◆ Directive:
Pull each line holding the word "nOffshore" from the data.
** BEGIN Material shown **
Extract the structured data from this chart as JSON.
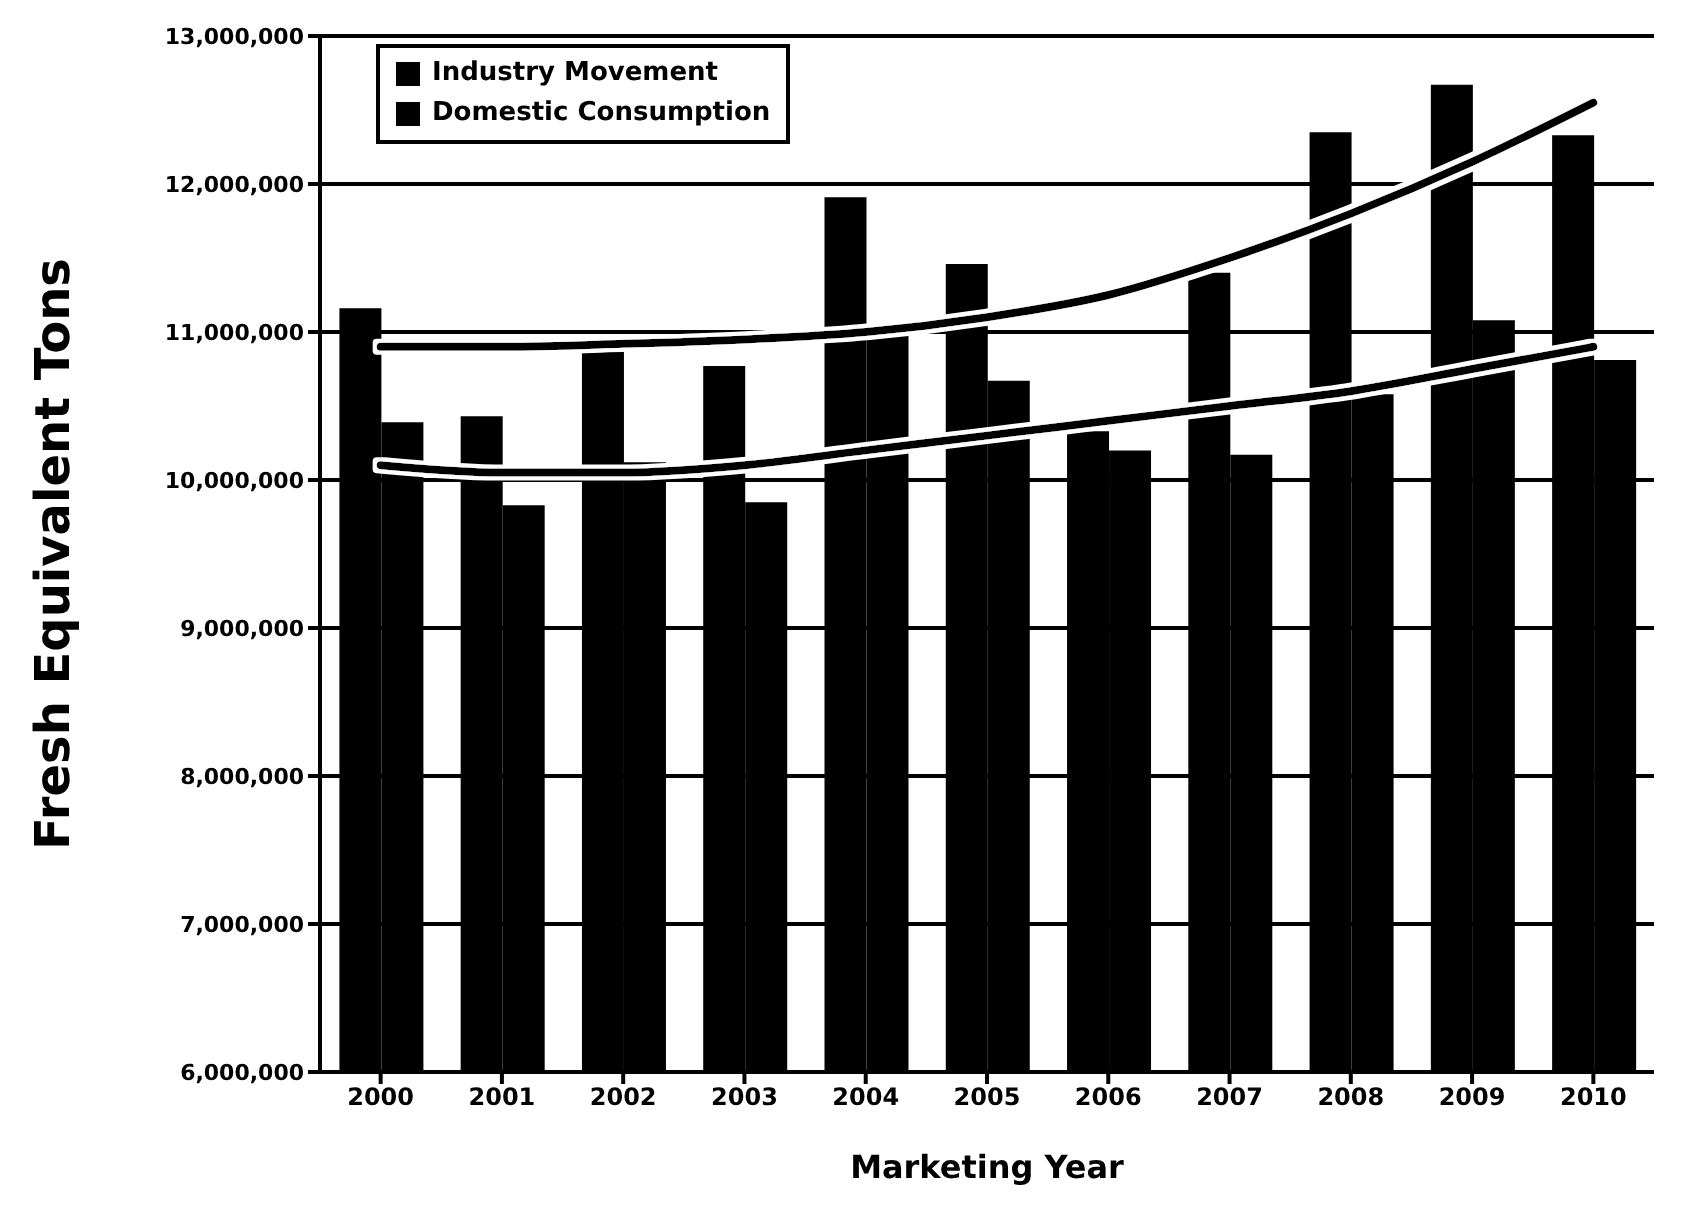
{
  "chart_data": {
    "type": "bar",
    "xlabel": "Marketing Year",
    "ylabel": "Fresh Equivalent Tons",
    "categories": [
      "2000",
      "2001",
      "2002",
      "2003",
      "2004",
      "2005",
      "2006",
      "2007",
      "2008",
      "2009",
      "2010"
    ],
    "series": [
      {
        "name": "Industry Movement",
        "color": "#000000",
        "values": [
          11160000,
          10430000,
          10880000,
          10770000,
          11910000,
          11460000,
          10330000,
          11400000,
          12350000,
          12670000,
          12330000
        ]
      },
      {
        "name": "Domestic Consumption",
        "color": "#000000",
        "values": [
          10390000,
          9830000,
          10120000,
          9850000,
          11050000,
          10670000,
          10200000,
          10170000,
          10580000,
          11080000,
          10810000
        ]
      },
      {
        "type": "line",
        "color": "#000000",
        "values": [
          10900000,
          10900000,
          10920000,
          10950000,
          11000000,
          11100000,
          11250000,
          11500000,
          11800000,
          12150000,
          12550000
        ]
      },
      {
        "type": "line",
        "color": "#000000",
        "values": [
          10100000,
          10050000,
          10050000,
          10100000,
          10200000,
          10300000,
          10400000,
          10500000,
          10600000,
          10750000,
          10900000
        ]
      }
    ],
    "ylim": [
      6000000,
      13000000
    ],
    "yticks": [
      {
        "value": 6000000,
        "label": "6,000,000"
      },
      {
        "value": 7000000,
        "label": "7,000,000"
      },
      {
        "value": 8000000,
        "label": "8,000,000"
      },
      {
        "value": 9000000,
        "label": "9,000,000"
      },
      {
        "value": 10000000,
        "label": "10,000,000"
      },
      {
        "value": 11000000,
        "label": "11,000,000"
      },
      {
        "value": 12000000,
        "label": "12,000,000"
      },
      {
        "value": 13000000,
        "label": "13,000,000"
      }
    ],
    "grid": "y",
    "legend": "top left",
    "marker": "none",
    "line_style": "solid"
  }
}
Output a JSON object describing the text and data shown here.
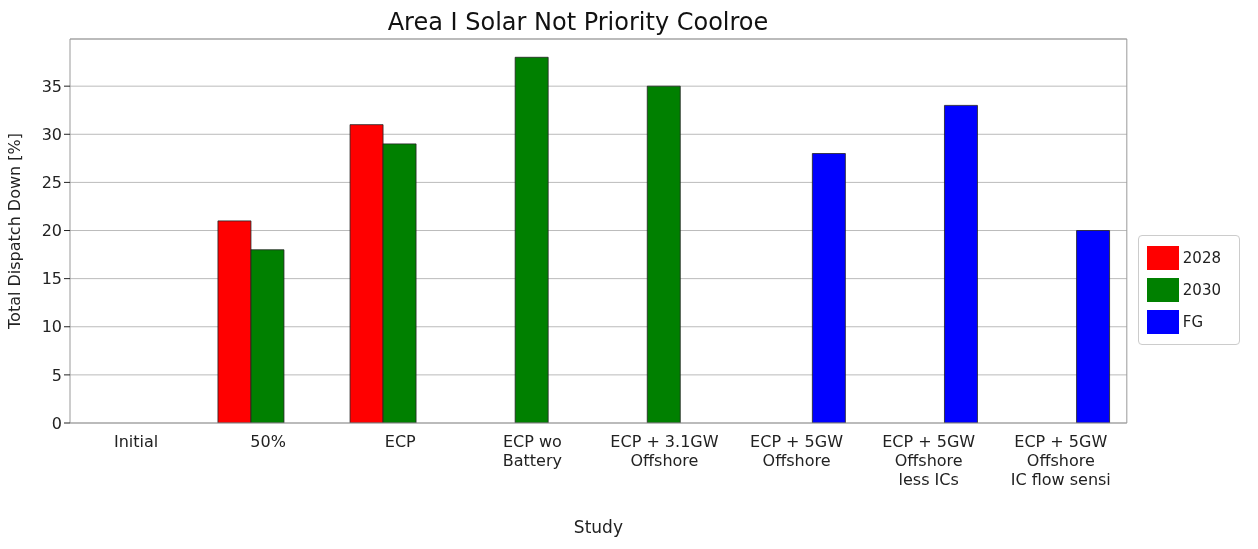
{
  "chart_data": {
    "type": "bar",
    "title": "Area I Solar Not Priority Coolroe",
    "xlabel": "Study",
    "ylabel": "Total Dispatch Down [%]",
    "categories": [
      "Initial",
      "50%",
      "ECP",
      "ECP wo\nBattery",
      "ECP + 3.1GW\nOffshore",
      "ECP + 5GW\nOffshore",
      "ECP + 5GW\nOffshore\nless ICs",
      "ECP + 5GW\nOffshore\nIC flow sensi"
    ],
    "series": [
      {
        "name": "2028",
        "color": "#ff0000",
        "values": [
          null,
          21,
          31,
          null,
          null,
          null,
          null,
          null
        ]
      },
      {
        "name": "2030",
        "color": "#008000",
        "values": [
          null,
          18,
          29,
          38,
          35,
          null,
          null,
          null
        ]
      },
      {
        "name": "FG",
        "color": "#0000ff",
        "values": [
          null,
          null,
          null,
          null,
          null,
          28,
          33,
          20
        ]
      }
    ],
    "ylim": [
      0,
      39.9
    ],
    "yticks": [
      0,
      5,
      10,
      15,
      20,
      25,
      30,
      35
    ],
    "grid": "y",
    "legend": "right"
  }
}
** END Material shown **
◆ Worked solution:
      "ECP + 3.1GW\nOffshore",
      "ECP + 5GW\nOffshore",
      "ECP + 5GW\nOffshore\nless ICs",
      "ECP + 5GW\nOffshore\nIC flow sensi"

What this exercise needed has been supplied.